-- START OF ENTRIES SUPPLIED --

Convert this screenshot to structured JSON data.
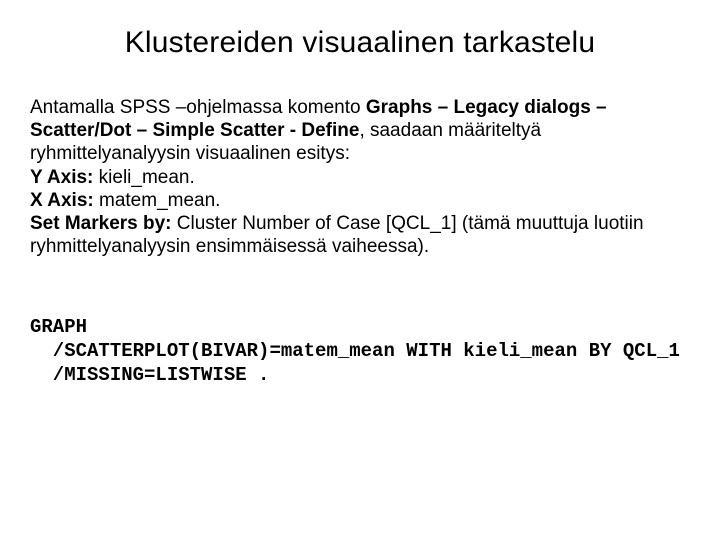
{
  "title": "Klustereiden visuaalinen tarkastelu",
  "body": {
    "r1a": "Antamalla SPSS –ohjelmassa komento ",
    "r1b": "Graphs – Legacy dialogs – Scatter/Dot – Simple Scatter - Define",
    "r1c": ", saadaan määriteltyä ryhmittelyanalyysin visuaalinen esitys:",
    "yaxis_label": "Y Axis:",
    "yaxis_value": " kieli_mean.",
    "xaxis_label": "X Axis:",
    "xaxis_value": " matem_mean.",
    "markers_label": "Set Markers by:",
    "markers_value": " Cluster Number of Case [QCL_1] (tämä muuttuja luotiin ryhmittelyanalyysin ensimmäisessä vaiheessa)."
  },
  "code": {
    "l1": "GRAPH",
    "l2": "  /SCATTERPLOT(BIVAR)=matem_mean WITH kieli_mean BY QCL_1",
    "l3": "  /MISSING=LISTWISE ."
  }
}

-- END OF ENTRIES SUPPLIED --
-- START OF ENTRIES SUPPLIED --

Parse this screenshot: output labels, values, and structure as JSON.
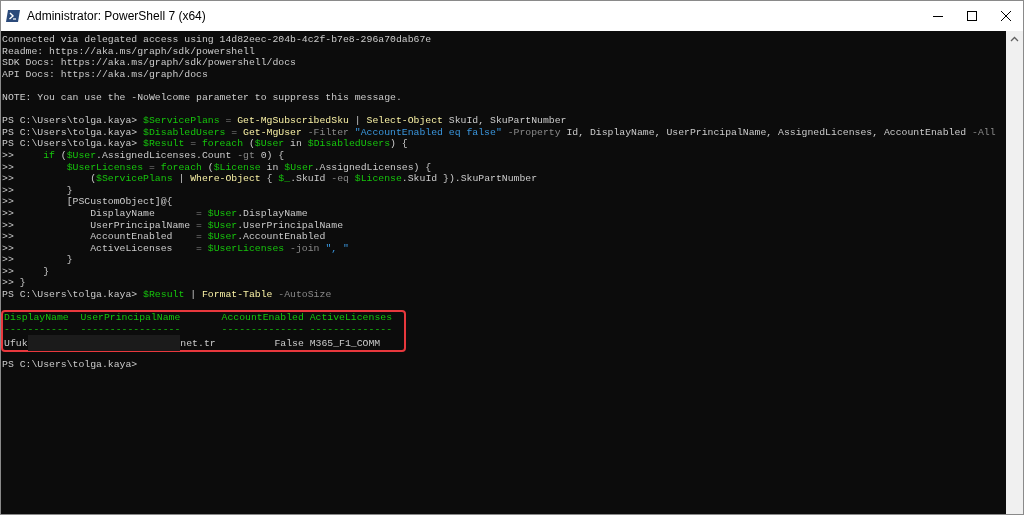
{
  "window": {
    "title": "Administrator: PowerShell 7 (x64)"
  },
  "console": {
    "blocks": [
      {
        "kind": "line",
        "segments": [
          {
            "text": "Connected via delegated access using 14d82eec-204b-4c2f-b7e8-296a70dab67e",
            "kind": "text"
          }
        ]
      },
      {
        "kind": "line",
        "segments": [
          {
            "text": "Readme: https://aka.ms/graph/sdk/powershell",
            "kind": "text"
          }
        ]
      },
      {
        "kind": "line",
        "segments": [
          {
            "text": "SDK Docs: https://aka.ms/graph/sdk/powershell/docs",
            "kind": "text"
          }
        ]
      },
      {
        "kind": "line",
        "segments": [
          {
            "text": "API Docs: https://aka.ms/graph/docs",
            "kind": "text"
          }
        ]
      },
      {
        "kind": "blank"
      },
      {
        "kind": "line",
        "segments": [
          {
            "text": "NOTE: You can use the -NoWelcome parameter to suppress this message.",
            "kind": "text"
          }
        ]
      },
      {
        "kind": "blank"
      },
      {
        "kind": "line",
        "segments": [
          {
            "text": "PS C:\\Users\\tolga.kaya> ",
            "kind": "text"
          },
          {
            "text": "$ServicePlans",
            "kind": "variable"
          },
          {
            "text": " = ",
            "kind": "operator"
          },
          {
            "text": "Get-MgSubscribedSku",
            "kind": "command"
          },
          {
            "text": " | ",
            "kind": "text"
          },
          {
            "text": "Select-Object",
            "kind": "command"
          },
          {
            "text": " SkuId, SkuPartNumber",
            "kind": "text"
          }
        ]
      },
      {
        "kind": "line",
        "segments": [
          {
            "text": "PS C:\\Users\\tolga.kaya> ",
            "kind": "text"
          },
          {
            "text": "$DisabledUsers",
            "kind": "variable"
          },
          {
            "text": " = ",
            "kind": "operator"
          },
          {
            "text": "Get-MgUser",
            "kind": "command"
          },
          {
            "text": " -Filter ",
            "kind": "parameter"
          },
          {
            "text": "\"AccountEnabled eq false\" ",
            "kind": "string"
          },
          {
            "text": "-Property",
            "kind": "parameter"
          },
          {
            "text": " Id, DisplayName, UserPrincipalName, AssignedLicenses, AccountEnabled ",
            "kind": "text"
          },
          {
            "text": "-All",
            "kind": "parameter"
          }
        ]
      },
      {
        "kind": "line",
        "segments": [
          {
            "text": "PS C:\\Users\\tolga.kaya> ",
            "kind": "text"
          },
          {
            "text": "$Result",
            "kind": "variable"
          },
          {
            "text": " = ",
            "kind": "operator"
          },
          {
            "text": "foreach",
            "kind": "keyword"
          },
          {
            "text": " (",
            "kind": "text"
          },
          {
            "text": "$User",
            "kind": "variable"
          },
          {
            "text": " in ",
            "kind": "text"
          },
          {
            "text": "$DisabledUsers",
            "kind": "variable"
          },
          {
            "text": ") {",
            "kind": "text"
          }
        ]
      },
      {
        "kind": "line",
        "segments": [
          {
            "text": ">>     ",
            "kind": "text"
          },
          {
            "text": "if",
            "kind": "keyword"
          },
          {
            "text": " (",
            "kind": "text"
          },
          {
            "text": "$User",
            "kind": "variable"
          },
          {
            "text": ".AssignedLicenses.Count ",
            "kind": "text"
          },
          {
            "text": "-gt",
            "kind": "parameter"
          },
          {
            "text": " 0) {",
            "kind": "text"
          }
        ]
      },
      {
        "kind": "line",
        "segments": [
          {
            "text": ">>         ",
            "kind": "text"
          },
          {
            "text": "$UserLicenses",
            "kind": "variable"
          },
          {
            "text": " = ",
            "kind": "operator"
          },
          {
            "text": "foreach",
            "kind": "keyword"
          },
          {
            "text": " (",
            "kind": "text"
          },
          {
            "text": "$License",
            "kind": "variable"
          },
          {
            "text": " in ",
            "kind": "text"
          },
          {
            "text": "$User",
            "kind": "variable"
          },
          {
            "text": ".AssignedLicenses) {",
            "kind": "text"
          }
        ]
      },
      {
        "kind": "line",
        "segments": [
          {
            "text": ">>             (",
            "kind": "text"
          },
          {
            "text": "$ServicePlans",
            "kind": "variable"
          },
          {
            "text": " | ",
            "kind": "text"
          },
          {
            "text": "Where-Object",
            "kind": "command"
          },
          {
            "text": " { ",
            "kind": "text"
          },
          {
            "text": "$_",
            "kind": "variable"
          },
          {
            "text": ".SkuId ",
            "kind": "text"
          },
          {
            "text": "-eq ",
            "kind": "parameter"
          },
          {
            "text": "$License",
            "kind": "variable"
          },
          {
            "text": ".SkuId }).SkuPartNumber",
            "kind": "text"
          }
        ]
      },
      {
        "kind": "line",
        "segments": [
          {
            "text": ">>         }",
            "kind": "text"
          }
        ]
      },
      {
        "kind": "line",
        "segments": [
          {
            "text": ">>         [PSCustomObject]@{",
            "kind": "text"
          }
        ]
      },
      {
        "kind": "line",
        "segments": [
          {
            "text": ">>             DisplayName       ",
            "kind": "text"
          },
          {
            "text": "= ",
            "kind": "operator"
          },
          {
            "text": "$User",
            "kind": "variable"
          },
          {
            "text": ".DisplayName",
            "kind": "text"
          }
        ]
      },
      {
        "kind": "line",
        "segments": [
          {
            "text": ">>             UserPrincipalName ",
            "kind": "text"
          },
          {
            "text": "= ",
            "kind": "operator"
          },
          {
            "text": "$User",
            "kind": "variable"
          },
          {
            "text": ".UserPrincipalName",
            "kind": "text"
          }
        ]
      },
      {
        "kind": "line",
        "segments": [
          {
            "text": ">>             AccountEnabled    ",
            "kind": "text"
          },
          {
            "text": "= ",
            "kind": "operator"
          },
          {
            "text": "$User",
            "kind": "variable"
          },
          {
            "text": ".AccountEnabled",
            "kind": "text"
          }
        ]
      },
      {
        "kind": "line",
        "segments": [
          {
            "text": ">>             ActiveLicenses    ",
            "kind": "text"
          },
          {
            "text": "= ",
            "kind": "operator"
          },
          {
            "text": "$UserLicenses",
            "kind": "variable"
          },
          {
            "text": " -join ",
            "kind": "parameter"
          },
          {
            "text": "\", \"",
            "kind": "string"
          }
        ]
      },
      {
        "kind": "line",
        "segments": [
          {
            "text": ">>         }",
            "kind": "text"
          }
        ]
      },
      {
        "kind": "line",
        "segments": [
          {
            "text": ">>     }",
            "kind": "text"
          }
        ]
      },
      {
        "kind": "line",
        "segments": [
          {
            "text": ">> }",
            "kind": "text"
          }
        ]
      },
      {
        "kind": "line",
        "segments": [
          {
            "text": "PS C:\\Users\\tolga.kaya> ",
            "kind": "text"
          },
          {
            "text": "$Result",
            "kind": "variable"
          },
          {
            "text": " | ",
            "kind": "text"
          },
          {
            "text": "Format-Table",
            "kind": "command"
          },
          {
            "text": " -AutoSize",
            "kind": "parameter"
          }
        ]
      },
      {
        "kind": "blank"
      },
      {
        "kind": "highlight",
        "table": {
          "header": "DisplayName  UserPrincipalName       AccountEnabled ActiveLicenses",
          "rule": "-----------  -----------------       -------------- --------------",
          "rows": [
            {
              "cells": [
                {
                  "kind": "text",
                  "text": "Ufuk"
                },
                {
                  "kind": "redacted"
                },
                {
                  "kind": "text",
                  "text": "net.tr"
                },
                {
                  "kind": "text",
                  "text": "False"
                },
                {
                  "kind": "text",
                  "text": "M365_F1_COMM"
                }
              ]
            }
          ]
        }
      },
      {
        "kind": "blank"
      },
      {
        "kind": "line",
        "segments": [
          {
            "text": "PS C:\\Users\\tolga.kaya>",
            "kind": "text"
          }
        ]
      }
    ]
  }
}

-- END OF ENTRIES SUPPLIED --

▸ **WHAT YOU HAVE TO DO**:
Show every line of the records above that contains the word "Docs".

▸ **ANSWER TO THIS TASK**:
            "text": "SDK Docs: https://aka.ms/graph/sdk/powershell/docs",
            "text": "API Docs: https://aka.ms/graph/docs",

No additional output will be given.